(Dataset listings of figures)
— Start —
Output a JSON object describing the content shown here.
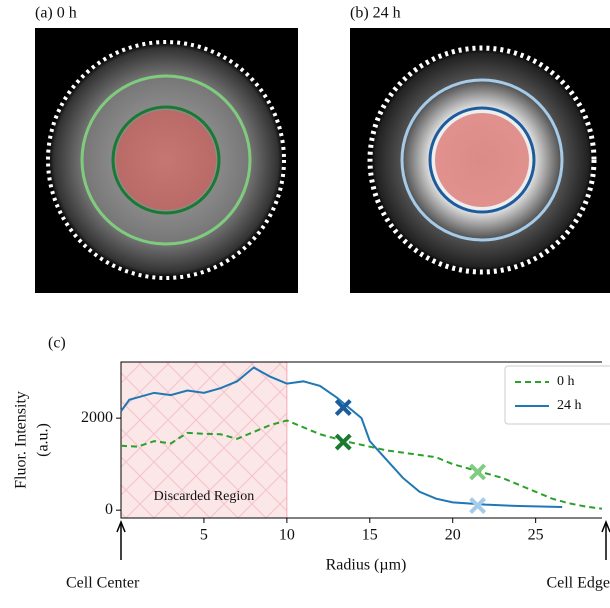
{
  "panels": {
    "a": "(a) 0 h",
    "b": "(b) 24 h",
    "c": "(c)"
  },
  "chart_data": {
    "type": "line",
    "x_label": "Radius (µm)",
    "y_label": [
      "Fluor. Intensity",
      "(a.u.)"
    ],
    "xlim": [
      0,
      29
    ],
    "ylim": [
      -170,
      3220
    ],
    "xticks": [
      5,
      10,
      15,
      20,
      25
    ],
    "yticks": [
      0,
      2000
    ],
    "legend": "upper right",
    "series": [
      {
        "name": "0 h",
        "color": "#2ca02c",
        "dash": true,
        "x": [
          0,
          1,
          2,
          3,
          4,
          5,
          6,
          7,
          8,
          9,
          10,
          11,
          12,
          13.5,
          15,
          16,
          17,
          18,
          19,
          20,
          21.5,
          23,
          24,
          25,
          26,
          27,
          28,
          29
        ],
        "values": [
          1400,
          1380,
          1500,
          1450,
          1680,
          1660,
          1650,
          1550,
          1700,
          1850,
          1950,
          1800,
          1650,
          1500,
          1380,
          1300,
          1250,
          1200,
          1150,
          1000,
          850,
          700,
          550,
          400,
          250,
          150,
          80,
          30
        ]
      },
      {
        "name": "24 h",
        "color": "#1f77b4",
        "dash": false,
        "x": [
          0,
          0.5,
          1,
          2,
          3,
          4,
          5,
          6,
          7,
          8,
          8.5,
          9,
          10,
          11,
          12,
          13,
          13.5,
          14.5,
          15,
          16,
          17,
          18,
          19,
          20,
          22,
          24,
          26.6
        ],
        "values": [
          2150,
          2400,
          2450,
          2550,
          2500,
          2600,
          2550,
          2650,
          2800,
          3100,
          3000,
          2900,
          2750,
          2800,
          2700,
          2450,
          2300,
          2000,
          1500,
          1100,
          700,
          400,
          250,
          170,
          120,
          90,
          70
        ]
      }
    ],
    "markers": [
      {
        "x": 13.4,
        "y": 2230,
        "color": "#1c5c9c"
      },
      {
        "x": 13.4,
        "y": 1480,
        "color": "#1a7a32"
      },
      {
        "x": 21.5,
        "y": 830,
        "color": "#80cc80"
      },
      {
        "x": 21.5,
        "y": 100,
        "color": "#a6cbe8"
      }
    ],
    "region": {
      "x": [
        0,
        10
      ],
      "label": "Discarded Region"
    },
    "annotations": [
      "Cell Center",
      "Cell Edge"
    ]
  }
}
— End —
▸ Exercise requirements: The material above must be printed exactly, with its pictures left out.

▸ Task output:
Output a JSON object describing the content shown here.
{
  "panels": {
    "a": "(a) 0 h",
    "b": "(b) 24 h",
    "c": "(c)"
  },
  "chart_data": {
    "type": "line",
    "x_label": "Radius (µm)",
    "y_label": [
      "Fluor. Intensity",
      "(a.u.)"
    ],
    "xlim": [
      0,
      29
    ],
    "ylim": [
      -170,
      3220
    ],
    "xticks": [
      5,
      10,
      15,
      20,
      25
    ],
    "yticks": [
      0,
      2000
    ],
    "legend": "upper right",
    "series": [
      {
        "name": "0 h",
        "color": "#2ca02c",
        "dash": true,
        "x": [
          0,
          1,
          2,
          3,
          4,
          5,
          6,
          7,
          8,
          9,
          10,
          11,
          12,
          13.5,
          15,
          16,
          17,
          18,
          19,
          20,
          21.5,
          23,
          24,
          25,
          26,
          27,
          28,
          29
        ],
        "values": [
          1400,
          1380,
          1500,
          1450,
          1680,
          1660,
          1650,
          1550,
          1700,
          1850,
          1950,
          1800,
          1650,
          1500,
          1380,
          1300,
          1250,
          1200,
          1150,
          1000,
          850,
          700,
          550,
          400,
          250,
          150,
          80,
          30
        ]
      },
      {
        "name": "24 h",
        "color": "#1f77b4",
        "dash": false,
        "x": [
          0,
          0.5,
          1,
          2,
          3,
          4,
          5,
          6,
          7,
          8,
          8.5,
          9,
          10,
          11,
          12,
          13,
          13.5,
          14.5,
          15,
          16,
          17,
          18,
          19,
          20,
          22,
          24,
          26.6
        ],
        "values": [
          2150,
          2400,
          2450,
          2550,
          2500,
          2600,
          2550,
          2650,
          2800,
          3100,
          3000,
          2900,
          2750,
          2800,
          2700,
          2450,
          2300,
          2000,
          1500,
          1100,
          700,
          400,
          250,
          170,
          120,
          90,
          70
        ]
      }
    ],
    "markers": [
      {
        "x": 13.4,
        "y": 2230,
        "color": "#1c5c9c"
      },
      {
        "x": 13.4,
        "y": 1480,
        "color": "#1a7a32"
      },
      {
        "x": 21.5,
        "y": 830,
        "color": "#80cc80"
      },
      {
        "x": 21.5,
        "y": 100,
        "color": "#a6cbe8"
      }
    ],
    "region": {
      "x": [
        0,
        10
      ],
      "label": "Discarded Region"
    },
    "annotations": [
      "Cell Center",
      "Cell Edge"
    ]
  }
}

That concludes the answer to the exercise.